> [TASK MATERIAL]:
::::::

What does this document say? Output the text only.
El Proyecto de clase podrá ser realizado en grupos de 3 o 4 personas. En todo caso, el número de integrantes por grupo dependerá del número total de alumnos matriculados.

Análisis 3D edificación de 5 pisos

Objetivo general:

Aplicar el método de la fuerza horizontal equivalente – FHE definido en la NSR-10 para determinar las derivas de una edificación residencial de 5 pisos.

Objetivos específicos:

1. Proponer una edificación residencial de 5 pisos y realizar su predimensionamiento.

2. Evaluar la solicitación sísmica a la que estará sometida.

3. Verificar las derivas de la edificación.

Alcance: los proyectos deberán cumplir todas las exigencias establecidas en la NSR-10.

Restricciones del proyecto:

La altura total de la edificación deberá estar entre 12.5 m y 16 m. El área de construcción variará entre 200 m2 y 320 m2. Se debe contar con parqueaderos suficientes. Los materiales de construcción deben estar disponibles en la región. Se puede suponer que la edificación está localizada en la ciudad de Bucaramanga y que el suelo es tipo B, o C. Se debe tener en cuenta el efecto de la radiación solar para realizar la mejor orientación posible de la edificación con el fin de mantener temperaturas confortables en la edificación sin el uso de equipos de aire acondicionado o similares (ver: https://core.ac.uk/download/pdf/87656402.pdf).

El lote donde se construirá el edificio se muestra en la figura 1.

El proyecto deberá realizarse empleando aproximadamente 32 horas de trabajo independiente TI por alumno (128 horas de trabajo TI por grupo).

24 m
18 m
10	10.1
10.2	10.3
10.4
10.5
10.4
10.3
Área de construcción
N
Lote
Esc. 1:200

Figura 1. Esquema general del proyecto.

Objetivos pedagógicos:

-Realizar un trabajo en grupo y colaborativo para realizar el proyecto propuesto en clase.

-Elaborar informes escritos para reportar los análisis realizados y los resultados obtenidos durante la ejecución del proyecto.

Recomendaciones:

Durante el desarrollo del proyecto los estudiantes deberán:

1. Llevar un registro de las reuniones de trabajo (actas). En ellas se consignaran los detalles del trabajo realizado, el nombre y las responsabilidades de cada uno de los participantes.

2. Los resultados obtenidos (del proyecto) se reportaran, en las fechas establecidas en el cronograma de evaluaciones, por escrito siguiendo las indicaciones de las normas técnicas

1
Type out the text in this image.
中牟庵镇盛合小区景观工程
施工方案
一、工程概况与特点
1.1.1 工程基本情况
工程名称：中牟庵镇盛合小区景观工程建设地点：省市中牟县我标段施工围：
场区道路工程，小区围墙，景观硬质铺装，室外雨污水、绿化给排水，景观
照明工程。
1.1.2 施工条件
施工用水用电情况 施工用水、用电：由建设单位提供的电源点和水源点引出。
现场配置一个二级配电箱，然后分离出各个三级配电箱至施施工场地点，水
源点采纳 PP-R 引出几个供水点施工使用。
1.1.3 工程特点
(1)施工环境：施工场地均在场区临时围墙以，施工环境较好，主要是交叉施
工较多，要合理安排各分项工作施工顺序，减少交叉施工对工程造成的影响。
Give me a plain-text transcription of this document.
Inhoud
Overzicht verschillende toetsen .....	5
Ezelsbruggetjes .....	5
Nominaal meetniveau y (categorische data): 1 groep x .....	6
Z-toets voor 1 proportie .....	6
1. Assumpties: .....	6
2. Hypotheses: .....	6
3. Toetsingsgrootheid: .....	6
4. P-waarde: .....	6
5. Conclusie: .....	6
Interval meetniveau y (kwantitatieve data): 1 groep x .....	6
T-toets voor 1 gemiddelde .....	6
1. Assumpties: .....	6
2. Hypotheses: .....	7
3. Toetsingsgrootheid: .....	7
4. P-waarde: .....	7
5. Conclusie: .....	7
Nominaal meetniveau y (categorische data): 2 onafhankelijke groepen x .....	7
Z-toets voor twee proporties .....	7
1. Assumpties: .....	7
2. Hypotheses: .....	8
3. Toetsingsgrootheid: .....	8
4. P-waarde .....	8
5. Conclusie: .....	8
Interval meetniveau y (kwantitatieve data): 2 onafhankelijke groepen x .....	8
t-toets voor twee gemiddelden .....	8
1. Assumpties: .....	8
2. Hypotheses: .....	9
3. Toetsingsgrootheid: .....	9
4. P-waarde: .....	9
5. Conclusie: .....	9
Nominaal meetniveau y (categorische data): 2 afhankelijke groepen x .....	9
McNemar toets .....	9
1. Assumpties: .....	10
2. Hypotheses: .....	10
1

::::::

> [REQUIRED WORK]: Identify and copy lines that hold the string "data".

> [TASK RESPONSE]:
Nominaal meetniveau y (categorische data): 1 groep x .....	6
Interval meetniveau y (kwantitatieve data): 1 groep x .....	6
Nominaal meetniveau y (categorische data): 2 onafhankelijke groepen x .....	7
Interval meetniveau y (kwantitatieve data): 2 onafhankelijke groepen x .....	8
Nominaal meetniveau y (categorische data): 2 afhankelijke groepen x .....	9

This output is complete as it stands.